» Set exercise:
Format the lines from the one containing "scatter-point [549,278,559,288]" up to and including the one containing "scatter-point [93,159,103,169]" as a numbered list, leaving out any blank lines.

── Records

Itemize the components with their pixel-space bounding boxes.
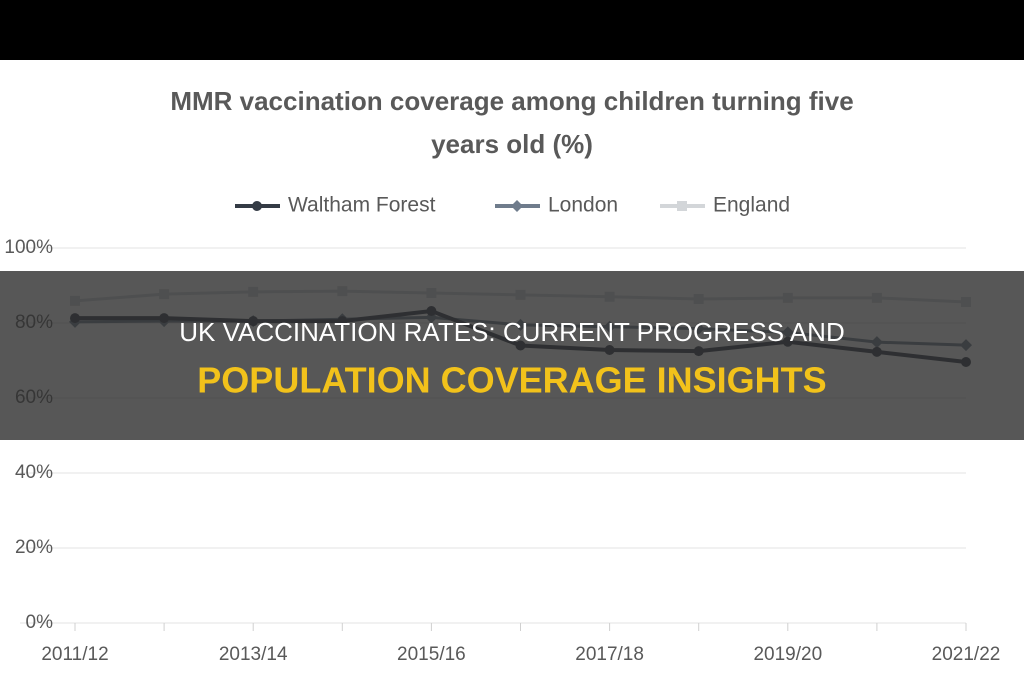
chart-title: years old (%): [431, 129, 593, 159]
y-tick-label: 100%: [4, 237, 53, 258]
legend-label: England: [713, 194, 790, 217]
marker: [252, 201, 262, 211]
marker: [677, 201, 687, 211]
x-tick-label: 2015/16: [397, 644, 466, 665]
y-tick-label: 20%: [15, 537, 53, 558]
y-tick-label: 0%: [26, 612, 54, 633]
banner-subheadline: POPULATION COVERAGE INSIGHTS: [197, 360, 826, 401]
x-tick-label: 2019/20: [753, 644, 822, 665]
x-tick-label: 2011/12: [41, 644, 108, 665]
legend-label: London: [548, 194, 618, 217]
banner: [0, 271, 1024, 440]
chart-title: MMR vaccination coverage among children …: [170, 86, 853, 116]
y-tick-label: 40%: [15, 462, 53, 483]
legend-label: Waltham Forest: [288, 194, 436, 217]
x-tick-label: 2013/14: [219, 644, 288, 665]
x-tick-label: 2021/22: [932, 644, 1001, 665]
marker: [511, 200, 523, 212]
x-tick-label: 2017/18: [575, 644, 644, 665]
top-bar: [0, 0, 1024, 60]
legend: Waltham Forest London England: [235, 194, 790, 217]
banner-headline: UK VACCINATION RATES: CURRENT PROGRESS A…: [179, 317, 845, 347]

────
── Records

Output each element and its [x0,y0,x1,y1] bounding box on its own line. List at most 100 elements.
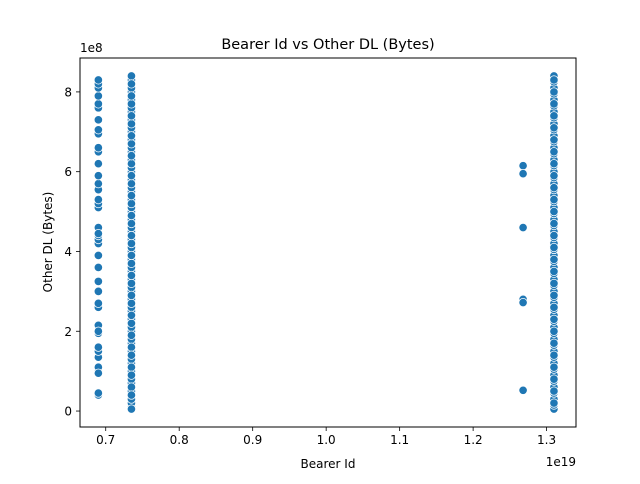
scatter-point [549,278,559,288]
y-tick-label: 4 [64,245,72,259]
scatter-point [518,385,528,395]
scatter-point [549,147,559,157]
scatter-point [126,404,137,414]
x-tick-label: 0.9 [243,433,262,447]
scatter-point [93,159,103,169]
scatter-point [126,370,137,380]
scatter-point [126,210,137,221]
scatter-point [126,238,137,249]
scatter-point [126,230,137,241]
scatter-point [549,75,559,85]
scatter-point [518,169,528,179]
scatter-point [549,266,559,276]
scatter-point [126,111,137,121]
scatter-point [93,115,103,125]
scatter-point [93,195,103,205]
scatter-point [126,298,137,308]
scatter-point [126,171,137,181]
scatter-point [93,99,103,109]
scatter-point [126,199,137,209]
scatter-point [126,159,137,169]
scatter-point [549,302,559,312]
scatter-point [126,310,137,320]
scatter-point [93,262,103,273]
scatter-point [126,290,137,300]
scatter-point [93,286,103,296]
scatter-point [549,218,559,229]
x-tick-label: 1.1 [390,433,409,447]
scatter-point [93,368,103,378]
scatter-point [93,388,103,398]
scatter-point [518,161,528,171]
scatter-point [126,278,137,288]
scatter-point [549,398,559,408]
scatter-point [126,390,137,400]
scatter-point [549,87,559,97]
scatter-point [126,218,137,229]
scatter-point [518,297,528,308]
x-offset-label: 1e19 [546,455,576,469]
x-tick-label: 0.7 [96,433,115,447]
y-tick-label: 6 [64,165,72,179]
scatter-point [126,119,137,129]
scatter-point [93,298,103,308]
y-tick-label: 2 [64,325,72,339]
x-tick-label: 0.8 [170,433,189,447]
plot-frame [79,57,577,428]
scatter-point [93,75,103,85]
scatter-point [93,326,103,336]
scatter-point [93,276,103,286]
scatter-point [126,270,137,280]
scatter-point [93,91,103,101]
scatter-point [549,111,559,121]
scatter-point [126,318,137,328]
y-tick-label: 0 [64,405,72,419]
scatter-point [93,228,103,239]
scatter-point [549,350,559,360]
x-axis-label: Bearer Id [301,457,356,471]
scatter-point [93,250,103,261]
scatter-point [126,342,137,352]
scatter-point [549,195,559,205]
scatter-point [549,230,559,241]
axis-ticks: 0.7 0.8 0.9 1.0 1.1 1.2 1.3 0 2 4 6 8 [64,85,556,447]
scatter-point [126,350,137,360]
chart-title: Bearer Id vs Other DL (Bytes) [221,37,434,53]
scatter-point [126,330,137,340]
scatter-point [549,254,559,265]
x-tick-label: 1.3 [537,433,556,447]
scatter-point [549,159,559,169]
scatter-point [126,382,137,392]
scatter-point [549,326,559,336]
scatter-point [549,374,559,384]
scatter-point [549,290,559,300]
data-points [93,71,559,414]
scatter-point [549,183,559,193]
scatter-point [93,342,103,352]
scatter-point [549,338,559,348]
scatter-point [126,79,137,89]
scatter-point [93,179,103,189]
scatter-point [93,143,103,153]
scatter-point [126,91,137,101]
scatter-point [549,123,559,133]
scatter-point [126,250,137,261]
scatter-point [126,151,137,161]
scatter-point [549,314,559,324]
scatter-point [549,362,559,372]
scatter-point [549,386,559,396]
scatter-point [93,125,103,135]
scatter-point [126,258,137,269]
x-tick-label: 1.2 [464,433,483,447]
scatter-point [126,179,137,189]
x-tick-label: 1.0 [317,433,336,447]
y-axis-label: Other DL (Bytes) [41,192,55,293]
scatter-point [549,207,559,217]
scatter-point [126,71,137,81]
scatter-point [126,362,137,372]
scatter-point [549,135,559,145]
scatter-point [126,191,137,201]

────

» Correct result:
1. scatter-point [549,278,559,288]
2. y-tick-label: 4 [64,245,72,259]
3. scatter-point [518,385,528,395]
4. scatter-point [549,147,559,157]
5. scatter-point [126,404,137,414]
6. x-tick-label: 0.9 [243,433,262,447]
7. scatter-point [93,159,103,169]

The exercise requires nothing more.